• Text block
The rapid development in the past twenty years in the field of science has been bewildering and baffling and at present digital internet societies have emerged which hold the key to a very bizarre future. This so called digital world has also enlarged the existing copyright societies with a very exclusive merger of gaining international recognition which was impossible if we look few a years back.

The protection of the copyrighted work has undergone many evaluations depending upon multiple factors like country, type of law, convention or language; hence the concept of copyright is still maturing and to be precise the concept of copyright is very broad and one size fits all commandment is meaningless to be applied.

While discussing privacy ‘Warren and Brandeis’ (1890) state that political, social, and economic changes entail the recognition of new rights, and the common law, in its eternal youth, grows to meet the new demands of society’.

Till this point a major portion of social order has evolved and arrived at the deciding factors for allowing of copyrighted work in multiple fields without being compensated and this rule is fixed in the widely accepted norms of the Three Step Test.

In this essay I will be touching on the outlines of the Three Step Test taking today’s digital sphere and copyright societies and determining the conditions in which it may be concluded that the Three Step Test is in need of reform.

The Berne Convention held for protection of Literary and Artistic work in the year of 1886 was an international agreement associated to administrate the copyright aspects around the world. The 1967 Stockholm Conference was held for the revision of the Berne Convention in which the Three Step Test was introduced. The prime aim of the introduction of the test was to concrete the rights of reproduction.

Interpretation of international treaties, such as the Berne Convention, the TRIPS agreement and the WIPO copyright treaty, is governed by the rules of customary international law as per the Vienna Convention of 1969’.

Considering the steady increase in the measures on which general agreement had reached on this framework the Berne Convention can be considered as a limited kind of international copyright codification’.

The principal aim was to establish reproduction rights, therefore Article – 9 was inserted mentioning that authors of Literary, Artistic works are protected by this convention and shall obligate exclusive right of authorizing the reproduction of time works in any manner or form’.

• Written tasks
1. Write out the part of the copyright essay starting with "Interpretation of international" and going on through "Convention of 1969’.".
2. According to the copyright essay, why was Article 9 inserted into the Berne Convention?

Bounding box annotations
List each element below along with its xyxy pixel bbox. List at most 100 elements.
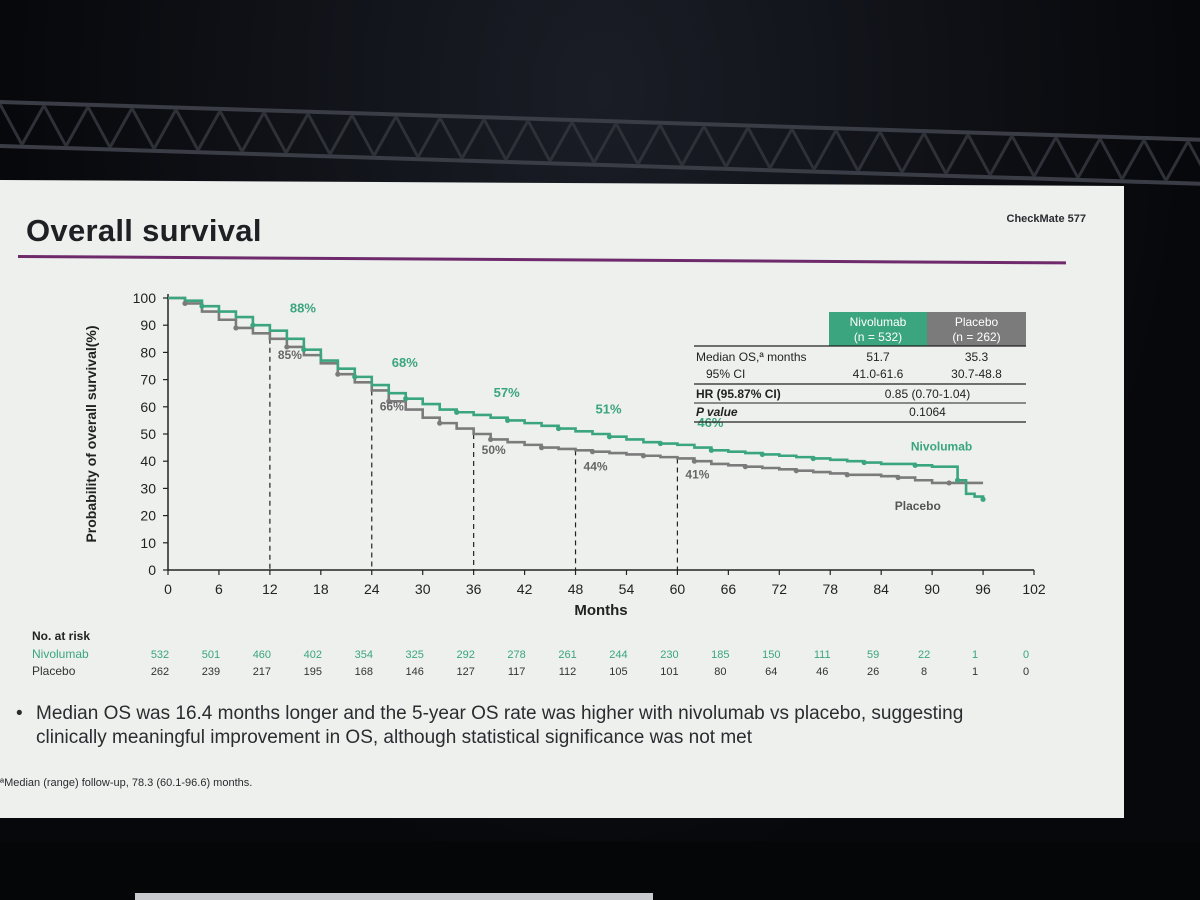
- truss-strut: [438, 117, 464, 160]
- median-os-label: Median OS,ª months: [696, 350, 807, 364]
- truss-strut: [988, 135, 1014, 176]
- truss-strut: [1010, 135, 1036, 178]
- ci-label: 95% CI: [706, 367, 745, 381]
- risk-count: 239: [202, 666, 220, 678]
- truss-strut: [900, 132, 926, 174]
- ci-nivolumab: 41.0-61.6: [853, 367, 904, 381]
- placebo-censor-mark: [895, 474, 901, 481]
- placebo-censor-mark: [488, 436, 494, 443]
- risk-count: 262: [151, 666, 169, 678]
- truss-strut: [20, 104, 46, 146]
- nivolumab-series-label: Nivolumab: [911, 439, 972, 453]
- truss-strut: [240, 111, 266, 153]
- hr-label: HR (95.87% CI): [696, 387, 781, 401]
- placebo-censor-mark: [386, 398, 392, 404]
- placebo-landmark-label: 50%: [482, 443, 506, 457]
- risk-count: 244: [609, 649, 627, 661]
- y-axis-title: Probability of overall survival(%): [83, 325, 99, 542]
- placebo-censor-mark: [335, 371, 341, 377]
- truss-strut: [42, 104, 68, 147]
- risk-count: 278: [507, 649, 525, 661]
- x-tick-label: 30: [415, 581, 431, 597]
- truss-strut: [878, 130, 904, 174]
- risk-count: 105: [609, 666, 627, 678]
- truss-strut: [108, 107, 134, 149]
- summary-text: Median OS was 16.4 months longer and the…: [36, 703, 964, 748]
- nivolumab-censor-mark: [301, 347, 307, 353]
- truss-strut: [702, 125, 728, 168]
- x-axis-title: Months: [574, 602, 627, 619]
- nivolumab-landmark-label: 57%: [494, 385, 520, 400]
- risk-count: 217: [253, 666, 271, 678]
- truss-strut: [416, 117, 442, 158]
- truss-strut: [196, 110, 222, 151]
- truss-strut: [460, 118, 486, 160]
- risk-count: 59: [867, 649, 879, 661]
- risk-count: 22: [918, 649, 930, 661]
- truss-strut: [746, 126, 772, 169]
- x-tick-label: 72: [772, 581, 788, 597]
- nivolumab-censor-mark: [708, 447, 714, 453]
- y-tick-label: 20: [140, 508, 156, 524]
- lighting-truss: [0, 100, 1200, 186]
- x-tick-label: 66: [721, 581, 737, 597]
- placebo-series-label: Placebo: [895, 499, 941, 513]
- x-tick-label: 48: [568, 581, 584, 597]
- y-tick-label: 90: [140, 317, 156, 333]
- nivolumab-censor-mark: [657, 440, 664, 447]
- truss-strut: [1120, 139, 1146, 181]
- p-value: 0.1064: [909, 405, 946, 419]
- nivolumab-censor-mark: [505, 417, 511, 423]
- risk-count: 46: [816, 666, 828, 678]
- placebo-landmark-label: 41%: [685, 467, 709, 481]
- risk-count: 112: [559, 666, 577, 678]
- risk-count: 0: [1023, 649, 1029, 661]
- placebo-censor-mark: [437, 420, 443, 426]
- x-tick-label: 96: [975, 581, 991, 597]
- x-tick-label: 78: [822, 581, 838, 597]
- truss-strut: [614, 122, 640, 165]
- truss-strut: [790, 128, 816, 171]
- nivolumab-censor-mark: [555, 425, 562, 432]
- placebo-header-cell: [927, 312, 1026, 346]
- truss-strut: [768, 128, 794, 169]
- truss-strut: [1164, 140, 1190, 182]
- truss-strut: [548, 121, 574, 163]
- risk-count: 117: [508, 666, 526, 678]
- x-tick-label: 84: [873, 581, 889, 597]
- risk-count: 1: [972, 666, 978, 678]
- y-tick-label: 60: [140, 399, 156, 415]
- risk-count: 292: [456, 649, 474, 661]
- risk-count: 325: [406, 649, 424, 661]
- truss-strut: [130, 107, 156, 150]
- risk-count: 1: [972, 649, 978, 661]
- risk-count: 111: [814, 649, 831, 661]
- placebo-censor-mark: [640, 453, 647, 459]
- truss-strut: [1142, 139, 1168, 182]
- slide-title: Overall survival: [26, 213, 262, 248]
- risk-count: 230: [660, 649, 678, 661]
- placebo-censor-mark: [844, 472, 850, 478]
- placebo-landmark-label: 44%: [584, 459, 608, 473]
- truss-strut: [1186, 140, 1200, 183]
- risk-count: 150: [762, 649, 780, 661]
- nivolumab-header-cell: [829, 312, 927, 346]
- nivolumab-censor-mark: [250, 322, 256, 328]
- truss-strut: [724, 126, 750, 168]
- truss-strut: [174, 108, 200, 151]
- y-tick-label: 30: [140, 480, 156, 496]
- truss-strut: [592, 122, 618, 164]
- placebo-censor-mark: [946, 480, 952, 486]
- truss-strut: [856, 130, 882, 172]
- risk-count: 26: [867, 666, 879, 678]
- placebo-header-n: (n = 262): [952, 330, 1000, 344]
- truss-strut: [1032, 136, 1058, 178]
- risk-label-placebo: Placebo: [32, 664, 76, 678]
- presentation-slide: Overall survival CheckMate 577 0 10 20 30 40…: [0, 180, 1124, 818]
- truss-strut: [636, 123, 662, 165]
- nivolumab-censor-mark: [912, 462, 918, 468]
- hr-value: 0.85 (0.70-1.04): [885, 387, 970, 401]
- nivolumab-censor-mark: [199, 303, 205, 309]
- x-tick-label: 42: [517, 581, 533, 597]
...
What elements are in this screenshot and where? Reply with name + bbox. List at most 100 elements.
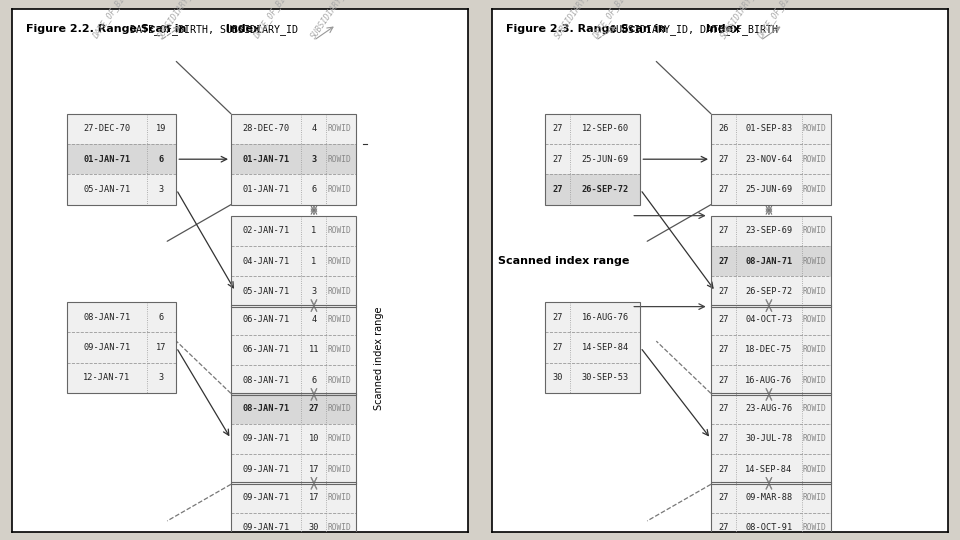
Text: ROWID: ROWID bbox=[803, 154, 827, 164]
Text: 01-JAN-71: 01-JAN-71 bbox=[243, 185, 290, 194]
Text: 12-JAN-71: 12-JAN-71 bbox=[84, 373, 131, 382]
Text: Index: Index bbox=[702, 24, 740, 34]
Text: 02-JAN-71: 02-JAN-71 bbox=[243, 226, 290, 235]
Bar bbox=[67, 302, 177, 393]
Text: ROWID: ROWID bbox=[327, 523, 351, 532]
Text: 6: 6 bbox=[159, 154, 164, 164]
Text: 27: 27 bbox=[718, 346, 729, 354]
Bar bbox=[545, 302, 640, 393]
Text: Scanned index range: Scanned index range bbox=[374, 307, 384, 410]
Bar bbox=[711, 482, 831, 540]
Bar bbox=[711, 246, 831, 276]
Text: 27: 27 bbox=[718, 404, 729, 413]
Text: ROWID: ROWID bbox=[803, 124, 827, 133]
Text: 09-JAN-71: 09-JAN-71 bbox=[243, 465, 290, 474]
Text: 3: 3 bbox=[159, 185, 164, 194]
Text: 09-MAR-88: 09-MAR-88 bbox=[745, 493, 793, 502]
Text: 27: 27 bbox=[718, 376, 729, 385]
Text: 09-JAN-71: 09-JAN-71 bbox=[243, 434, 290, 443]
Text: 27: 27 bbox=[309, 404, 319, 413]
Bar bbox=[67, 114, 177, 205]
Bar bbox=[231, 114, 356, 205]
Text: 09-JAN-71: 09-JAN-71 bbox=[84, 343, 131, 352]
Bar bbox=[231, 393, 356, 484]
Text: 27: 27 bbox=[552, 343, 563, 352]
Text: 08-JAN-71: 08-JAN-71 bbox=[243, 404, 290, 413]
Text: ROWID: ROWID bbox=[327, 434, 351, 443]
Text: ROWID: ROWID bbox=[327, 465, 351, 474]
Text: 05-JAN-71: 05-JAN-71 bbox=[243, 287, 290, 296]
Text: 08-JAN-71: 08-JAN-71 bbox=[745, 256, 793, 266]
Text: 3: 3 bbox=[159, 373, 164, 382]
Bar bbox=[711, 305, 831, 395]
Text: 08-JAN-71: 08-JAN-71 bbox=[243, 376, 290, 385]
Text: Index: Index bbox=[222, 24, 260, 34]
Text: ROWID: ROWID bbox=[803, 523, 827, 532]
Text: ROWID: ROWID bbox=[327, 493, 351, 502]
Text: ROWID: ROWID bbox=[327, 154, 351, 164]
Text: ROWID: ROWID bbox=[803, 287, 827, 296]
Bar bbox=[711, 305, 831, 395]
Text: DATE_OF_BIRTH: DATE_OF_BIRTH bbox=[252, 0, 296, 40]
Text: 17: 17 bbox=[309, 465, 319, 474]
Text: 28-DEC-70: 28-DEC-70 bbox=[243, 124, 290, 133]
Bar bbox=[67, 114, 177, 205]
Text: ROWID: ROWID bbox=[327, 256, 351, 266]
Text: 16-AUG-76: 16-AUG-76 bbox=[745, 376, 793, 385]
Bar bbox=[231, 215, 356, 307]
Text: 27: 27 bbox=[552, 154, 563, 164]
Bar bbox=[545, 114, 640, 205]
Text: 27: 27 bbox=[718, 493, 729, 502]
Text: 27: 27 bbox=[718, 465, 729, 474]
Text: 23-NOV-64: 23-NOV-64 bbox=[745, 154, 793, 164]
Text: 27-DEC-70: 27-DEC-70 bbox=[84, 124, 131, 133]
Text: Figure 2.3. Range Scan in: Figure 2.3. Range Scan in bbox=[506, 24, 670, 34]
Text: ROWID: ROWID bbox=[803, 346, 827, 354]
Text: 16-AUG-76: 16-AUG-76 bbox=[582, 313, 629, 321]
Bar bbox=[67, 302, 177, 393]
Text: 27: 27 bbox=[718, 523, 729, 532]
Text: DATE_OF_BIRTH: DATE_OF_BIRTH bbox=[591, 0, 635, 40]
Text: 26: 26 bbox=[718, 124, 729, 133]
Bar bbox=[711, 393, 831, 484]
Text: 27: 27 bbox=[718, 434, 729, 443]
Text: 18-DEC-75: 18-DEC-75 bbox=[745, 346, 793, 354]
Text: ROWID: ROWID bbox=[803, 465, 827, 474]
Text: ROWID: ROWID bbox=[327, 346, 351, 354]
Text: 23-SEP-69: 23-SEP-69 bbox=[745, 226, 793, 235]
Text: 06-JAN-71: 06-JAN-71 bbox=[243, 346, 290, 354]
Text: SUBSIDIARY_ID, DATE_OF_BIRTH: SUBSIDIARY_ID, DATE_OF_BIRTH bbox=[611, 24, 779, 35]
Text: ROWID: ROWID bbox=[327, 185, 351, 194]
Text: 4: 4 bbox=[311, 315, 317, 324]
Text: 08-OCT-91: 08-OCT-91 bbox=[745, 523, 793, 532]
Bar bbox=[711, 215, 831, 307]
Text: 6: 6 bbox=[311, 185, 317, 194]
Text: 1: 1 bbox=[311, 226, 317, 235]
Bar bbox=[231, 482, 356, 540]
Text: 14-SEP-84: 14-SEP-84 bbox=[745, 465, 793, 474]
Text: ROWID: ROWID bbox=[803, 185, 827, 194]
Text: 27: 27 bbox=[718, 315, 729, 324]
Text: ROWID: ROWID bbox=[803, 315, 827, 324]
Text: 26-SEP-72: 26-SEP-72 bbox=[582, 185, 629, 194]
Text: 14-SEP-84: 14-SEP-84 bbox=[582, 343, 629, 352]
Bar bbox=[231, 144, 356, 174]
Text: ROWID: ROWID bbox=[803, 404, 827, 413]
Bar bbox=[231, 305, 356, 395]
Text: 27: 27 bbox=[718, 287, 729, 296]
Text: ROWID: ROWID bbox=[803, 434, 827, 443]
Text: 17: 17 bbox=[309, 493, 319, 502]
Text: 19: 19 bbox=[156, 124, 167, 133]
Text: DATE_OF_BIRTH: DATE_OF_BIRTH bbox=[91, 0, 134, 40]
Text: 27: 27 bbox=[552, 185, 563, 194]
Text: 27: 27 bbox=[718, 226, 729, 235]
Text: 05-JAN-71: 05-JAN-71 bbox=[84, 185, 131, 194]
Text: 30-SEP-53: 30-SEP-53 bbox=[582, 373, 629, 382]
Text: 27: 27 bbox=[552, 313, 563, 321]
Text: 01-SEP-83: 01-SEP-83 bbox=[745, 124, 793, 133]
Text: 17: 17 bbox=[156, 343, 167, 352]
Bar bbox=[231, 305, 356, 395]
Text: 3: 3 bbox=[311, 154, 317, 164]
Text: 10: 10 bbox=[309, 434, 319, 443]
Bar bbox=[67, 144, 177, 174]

• Results of the tasks
1.
Interpretation of international treaties, such as the Berne Convention, the TRIPS agreement and the WIPO copyright treaty, is governed by the rules of customary international law as per the Vienna Convention of 1969’.

2. Article 9 was inserted because the principal aim was to establish reproduction rights. It provides that authors of literary and artistic works protected by the convention hold the exclusive right of authorizing reproduction in any manner or form.